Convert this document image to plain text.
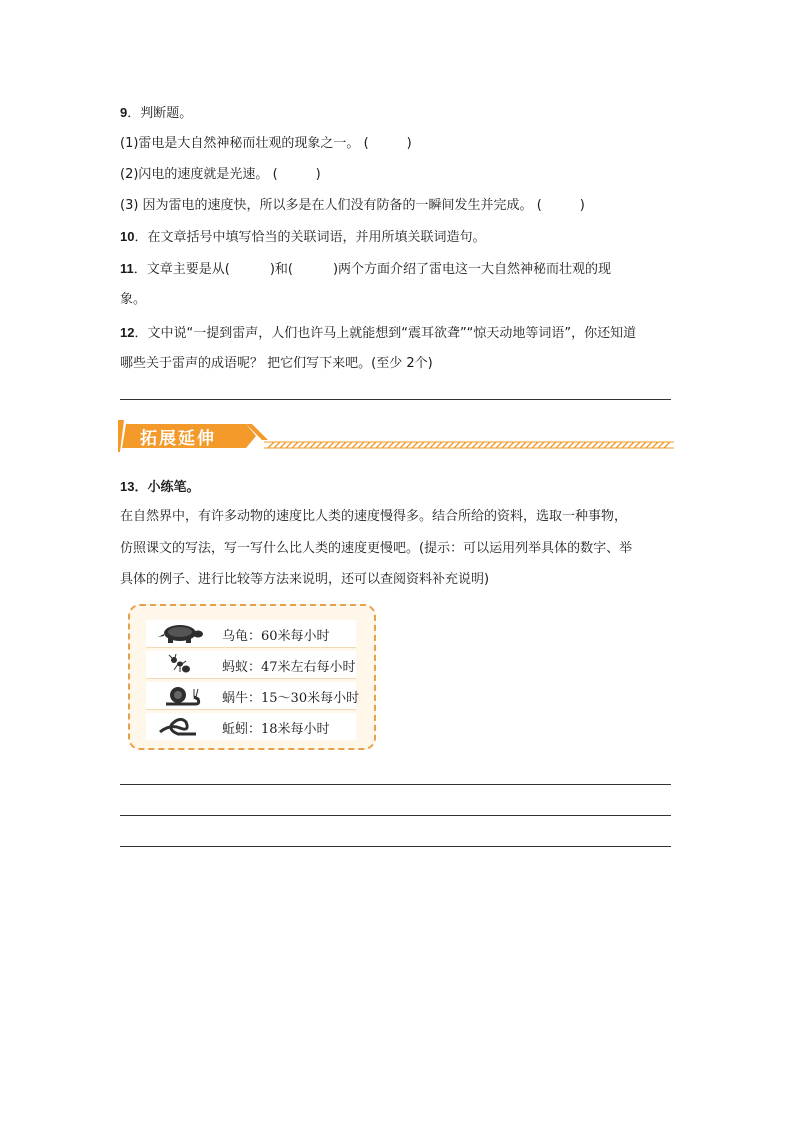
9．判断题。
(1)雷电是大自然神秘而壮观的现象之一。 (	)
(2)闪电的速度就是光速。 (	)
(3) 因为雷电的速度快，所以多是在人们没有防备的一瞬间发生并完成。 (	)
10．在文章括号中填写恰当的关联词语，并用所填关联词造句。
11．文章主要是从(	)和(	)两个方面介绍了雷电这一大自然神秘而壮观的现
象。
12．文中说“一提到雷声，人们也许马上就能想到“震耳欲聋”“惊天动地等词语”，你还知道
哪些关于雷声的成语呢？ 把它们写下来吧。(至少 2个)
拓展延伸
13．小练笔。
在自然界中，有许多动物的速度比人类的速度慢得多。结合所给的资料，选取一种事物，
仿照课文的写法，写一写什么比人类的速度更慢吧。(提示：可以运用列举具体的数字、举
具体的例子、进行比较等方法来说明，还可以查阅资料补充说明)
乌龟：60米每小时
蚂蚁：47米左右每小时
蜗牛：15～30米每小时
蚯蚓：18米每小时
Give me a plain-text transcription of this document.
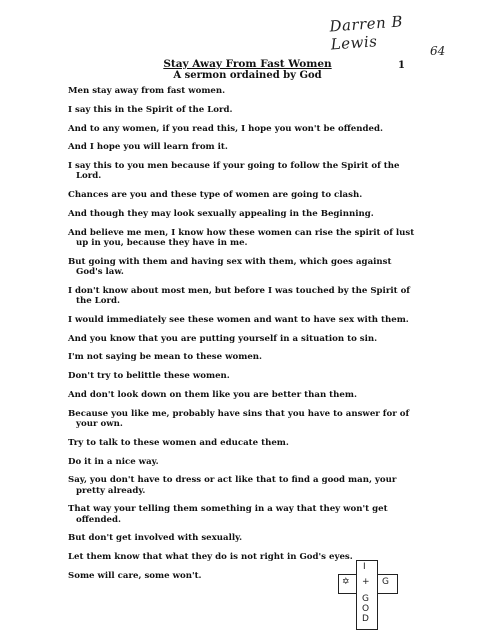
Darren B Lewis	64
1
Stay Away From Fast Women
A sermon ordained by God

Men stay away from fast women.

I say this in the Spirit of the Lord.

And to any women, if you read this, I hope you won't be offended.

And I hope you will learn from it.

I say this to you men because if your going to follow the Spirit of the Lord.

Chances are you and these type of women are going to clash.

And though they may look sexually appealing in the Beginning.

And believe me men, I know how these women can rise the spirit of lust up in you, because they have in me.

But going with them and having sex with them, which goes against God's law.

I don't know about most men, but before I was touched by the Spirit of the Lord.

I would immediately see these women and want to have sex with them.

And you know that you are putting yourself in a situation to sin.

I'm not saying be mean to these women.

Don't try to belittle these women.

And don't look down on them like you are better than them.

Because you like me, probably have sins that you have to answer for of your own.

Try to talk to these women and educate them.

Do it in a nice way.

Say, you don't have to dress or act like that to find a good man, your pretty already.

That way your telling them something in a way that they won't get offended.

But don't get involved with sexually.

Let them know that what they do is not right in God's eyes.

Some will care, some won't.

I
✡ + G
G
O
D
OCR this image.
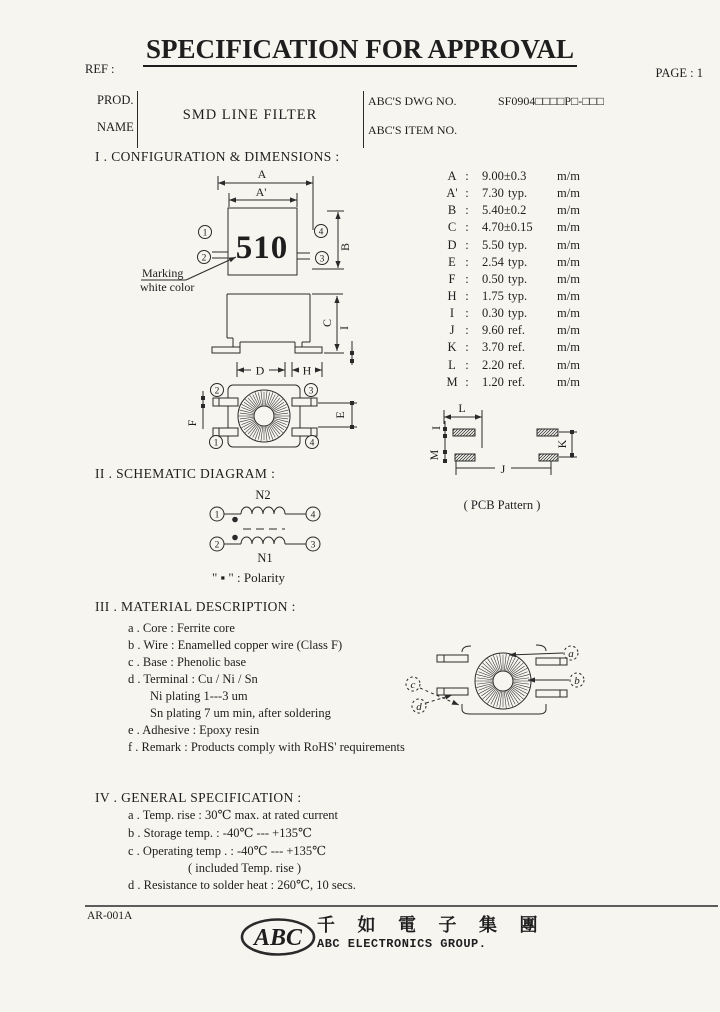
SPECIFICATION FOR APPROVAL
REF :	PAGE : 1
PROD.
NAME
SMD LINE FILTER
ABC'S DWG NO.	SF0904□□□□P□-□□□
ABC'S ITEM NO.
I . CONFIGURATION & DIMENSIONS :
A :	9.00±0.3	m/m
A' :	7.30 typ.	m/m
B :	5.40±0.2	m/m
C :	4.70±0.15	m/m
D :	5.50 typ.	m/m
E :	2.54 typ.	m/m
F :	0.50 typ.	m/m
H :	1.75 typ.	m/m
I :	0.30 typ.	m/m
J :	9.60 ref.	m/m
K :	3.70 ref.	m/m
L :	2.20 ref.	m/m
M :	1.20 ref.	m/m
II . SCHEMATIC DIAGRAM :
" ▪ " : Polarity
III . MATERIAL DESCRIPTION :
a . Core : Ferrite core
b . Wire : Enamelled copper wire (Class F)
c . Base : Phenolic base
d . Terminal : Cu / Ni / Sn
Ni plating 1---3 um
Sn plating 7 um min, after soldering
e . Adhesive : Epoxy resin
f . Remark : Products comply with RoHS' requirements
IV . GENERAL SPECIFICATION :
a . Temp. rise : 30℃ max. at rated current
b . Storage temp. : -40℃ --- +135℃
c . Operating temp . : -40℃ --- +135℃
( included Temp. rise )
d . Resistance to solder heat : 260℃, 10 secs.
AR-001A	千 如 電 子 集 團
ABC ELECTRONICS GROUP.
A
A'
510
1
2
4
3
B
Marking
white color
C
I
D	H
2
1
3
4
F
E	L
I
M
K
J
( PCB Pattern )
N2
1	4
2	3
N1
a
b
c
d
ABC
--*--
To do >> Leave out the pictures and repeat everything else in the records exactly.

Problem solution >>
Convert this document image to plain text.
9．判断题。
(1)雷电是大自然神秘而壮观的现象之一。 (	)
(2)闪电的速度就是光速。 (	)
(3) 因为雷电的速度快，所以多是在人们没有防备的一瞬间发生并完成。 (	)
10．在文章括号中填写恰当的关联词语，并用所填关联词造句。
11．文章主要是从(	)和(	)两个方面介绍了雷电这一大自然神秘而壮观的现
象。
12．文中说“一提到雷声，人们也许马上就能想到“震耳欲聋”“惊天动地等词语”，你还知道
哪些关于雷声的成语呢？ 把它们写下来吧。(至少 2个)
拓展延伸
13．小练笔。
在自然界中，有许多动物的速度比人类的速度慢得多。结合所给的资料，选取一种事物，
仿照课文的写法，写一写什么比人类的速度更慢吧。(提示：可以运用列举具体的数字、举
具体的例子、进行比较等方法来说明，还可以查阅资料补充说明)
乌龟：60米每小时
蚂蚁：47米左右每小时
蜗牛：15～30米每小时
蚯蚓：18米每小时
Give me a plain-text transcription of this document.
Darren B Lewis	64
1
Stay Away From Fast Women
A sermon ordained by God

Men stay away from fast women.

I say this in the Spirit of the Lord.

And to any women, if you read this, I hope you won't be offended.

And I hope you will learn from it.

I say this to you men because if your going to follow the Spirit of the Lord.

Chances are you and these type of women are going to clash.

And though they may look sexually appealing in the Beginning.

And believe me men, I know how these women can rise the spirit of lust up in you, because they have in me.

But going with them and having sex with them, which goes against God's law.

I don't know about most men, but before I was touched by the Spirit of the Lord.

I would immediately see these women and want to have sex with them.

And you know that you are putting yourself in a situation to sin.

I'm not saying be mean to these women.

Don't try to belittle these women.

And don't look down on them like you are better than them.

Because you like me, probably have sins that you have to answer for of your own.

Try to talk to these women and educate them.

Do it in a nice way.

Say, you don't have to dress or act like that to find a good man, your pretty already.

That way your telling them something in a way that they won't get offended.

But don't get involved with sexually.

Let them know that what they do is not right in God's eyes.

Some will care, some won't.

I
✡ + G
G
O
D
OCR this image.
SPECIFICATION FOR APPROVAL
REF :	PAGE : 1
PROD.
NAME
SMD LINE FILTER
ABC'S DWG NO.	SF0904□□□□P□-□□□
ABC'S ITEM NO.
I . CONFIGURATION & DIMENSIONS :
A :	9.00±0.3	m/m
A' :	7.30 typ.	m/m
B :	5.40±0.2	m/m
C :	4.70±0.15	m/m
D :	5.50 typ.	m/m
E :	2.54 typ.	m/m
F :	0.50 typ.	m/m
H :	1.75 typ.	m/m
I :	0.30 typ.	m/m
J :	9.60 ref.	m/m
K :	3.70 ref.	m/m
L :	2.20 ref.	m/m
M :	1.20 ref.	m/m
II . SCHEMATIC DIAGRAM :
" ▪ " : Polarity
III . MATERIAL DESCRIPTION :
a . Core : Ferrite core
b . Wire : Enamelled copper wire (Class F)
c . Base : Phenolic base
d . Terminal : Cu / Ni / Sn
Ni plating 1---3 um
Sn plating 7 um min, after soldering
e . Adhesive : Epoxy resin
f . Remark : Products comply with RoHS' requirements
IV . GENERAL SPECIFICATION :
a . Temp. rise : 30℃ max. at rated current
b . Storage temp. : -40℃ --- +135℃
c . Operating temp . : -40℃ --- +135℃
( included Temp. rise )
d . Resistance to solder heat : 260℃, 10 secs.
AR-001A	千 如 電 子 集 團
ABC ELECTRONICS GROUP.
A
A'
510
1
2
4
3
B
Marking
white color
C
I
D	H
2
1
3
4
F
E	L
I
M
K
J
( PCB Pattern )
N2
1	4
2	3
N1
a
b
c
d
ABC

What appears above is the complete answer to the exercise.